◆ **INSTRUCTIONS TO FOLLOW**:
Reproduce the records below exactly as given.
[RECORD LIST start]
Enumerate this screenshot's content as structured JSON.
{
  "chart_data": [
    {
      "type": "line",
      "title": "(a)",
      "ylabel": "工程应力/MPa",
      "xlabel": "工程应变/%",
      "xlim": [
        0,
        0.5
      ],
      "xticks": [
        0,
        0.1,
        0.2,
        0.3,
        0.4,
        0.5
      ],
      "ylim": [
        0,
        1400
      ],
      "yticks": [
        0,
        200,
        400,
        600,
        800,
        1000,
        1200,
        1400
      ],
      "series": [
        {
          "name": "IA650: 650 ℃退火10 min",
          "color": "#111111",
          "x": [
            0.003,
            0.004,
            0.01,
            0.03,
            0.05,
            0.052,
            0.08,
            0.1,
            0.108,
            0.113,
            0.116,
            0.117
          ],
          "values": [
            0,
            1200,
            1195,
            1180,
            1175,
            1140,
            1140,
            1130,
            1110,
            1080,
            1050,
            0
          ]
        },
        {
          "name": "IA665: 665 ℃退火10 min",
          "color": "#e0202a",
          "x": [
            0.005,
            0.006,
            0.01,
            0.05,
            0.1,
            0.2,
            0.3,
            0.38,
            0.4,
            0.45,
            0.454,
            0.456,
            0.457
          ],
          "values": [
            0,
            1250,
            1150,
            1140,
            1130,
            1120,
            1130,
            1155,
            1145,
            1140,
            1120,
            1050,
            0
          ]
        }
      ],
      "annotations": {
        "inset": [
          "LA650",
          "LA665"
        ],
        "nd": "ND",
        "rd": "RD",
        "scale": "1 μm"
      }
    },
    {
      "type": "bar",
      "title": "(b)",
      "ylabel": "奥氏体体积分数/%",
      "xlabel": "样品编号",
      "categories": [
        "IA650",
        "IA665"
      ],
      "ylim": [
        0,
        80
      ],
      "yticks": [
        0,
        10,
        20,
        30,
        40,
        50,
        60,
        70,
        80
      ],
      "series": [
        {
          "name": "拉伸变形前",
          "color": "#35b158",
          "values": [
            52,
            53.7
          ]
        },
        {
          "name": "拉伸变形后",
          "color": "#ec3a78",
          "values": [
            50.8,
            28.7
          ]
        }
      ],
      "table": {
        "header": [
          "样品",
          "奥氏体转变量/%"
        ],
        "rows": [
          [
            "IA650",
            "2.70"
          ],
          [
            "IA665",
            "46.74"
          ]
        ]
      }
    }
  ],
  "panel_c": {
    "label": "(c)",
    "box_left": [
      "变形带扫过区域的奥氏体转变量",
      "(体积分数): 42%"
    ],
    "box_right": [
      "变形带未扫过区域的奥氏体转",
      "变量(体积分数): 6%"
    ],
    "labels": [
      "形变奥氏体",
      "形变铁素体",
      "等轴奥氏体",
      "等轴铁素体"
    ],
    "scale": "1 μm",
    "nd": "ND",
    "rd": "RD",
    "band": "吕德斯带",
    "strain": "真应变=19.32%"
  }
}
[RECORD LIST end]
◆ **WRITTEN REPLY**:
Enumerate this screenshot's content as structured JSON.
{
  "chart_data": [
    {
      "type": "line",
      "title": "(a)",
      "ylabel": "工程应力/MPa",
      "xlabel": "工程应变/%",
      "xlim": [
        0,
        0.5
      ],
      "xticks": [
        0,
        0.1,
        0.2,
        0.3,
        0.4,
        0.5
      ],
      "ylim": [
        0,
        1400
      ],
      "yticks": [
        0,
        200,
        400,
        600,
        800,
        1000,
        1200,
        1400
      ],
      "series": [
        {
          "name": "IA650: 650 ℃退火10 min",
          "color": "#111111",
          "x": [
            0.003,
            0.004,
            0.01,
            0.03,
            0.05,
            0.052,
            0.08,
            0.1,
            0.108,
            0.113,
            0.116,
            0.117
          ],
          "values": [
            0,
            1200,
            1195,
            1180,
            1175,
            1140,
            1140,
            1130,
            1110,
            1080,
            1050,
            0
          ]
        },
        {
          "name": "IA665: 665 ℃退火10 min",
          "color": "#e0202a",
          "x": [
            0.005,
            0.006,
            0.01,
            0.05,
            0.1,
            0.2,
            0.3,
            0.38,
            0.4,
            0.45,
            0.454,
            0.456,
            0.457
          ],
          "values": [
            0,
            1250,
            1150,
            1140,
            1130,
            1120,
            1130,
            1155,
            1145,
            1140,
            1120,
            1050,
            0
          ]
        }
      ],
      "annotations": {
        "inset": [
          "LA650",
          "LA665"
        ],
        "nd": "ND",
        "rd": "RD",
        "scale": "1 μm"
      }
    },
    {
      "type": "bar",
      "title": "(b)",
      "ylabel": "奥氏体体积分数/%",
      "xlabel": "样品编号",
      "categories": [
        "IA650",
        "IA665"
      ],
      "ylim": [
        0,
        80
      ],
      "yticks": [
        0,
        10,
        20,
        30,
        40,
        50,
        60,
        70,
        80
      ],
      "series": [
        {
          "name": "拉伸变形前",
          "color": "#35b158",
          "values": [
            52,
            53.7
          ]
        },
        {
          "name": "拉伸变形后",
          "color": "#ec3a78",
          "values": [
            50.8,
            28.7
          ]
        }
      ],
      "table": {
        "header": [
          "样品",
          "奥氏体转变量/%"
        ],
        "rows": [
          [
            "IA650",
            "2.70"
          ],
          [
            "IA665",
            "46.74"
          ]
        ]
      }
    }
  ],
  "panel_c": {
    "label": "(c)",
    "box_left": [
      "变形带扫过区域的奥氏体转变量",
      "(体积分数): 42%"
    ],
    "box_right": [
      "变形带未扫过区域的奥氏体转",
      "变量(体积分数): 6%"
    ],
    "labels": [
      "形变奥氏体",
      "形变铁素体",
      "等轴奥氏体",
      "等轴铁素体"
    ],
    "scale": "1 μm",
    "nd": "ND",
    "rd": "RD",
    "band": "吕德斯带",
    "strain": "真应变=19.32%"
  }
}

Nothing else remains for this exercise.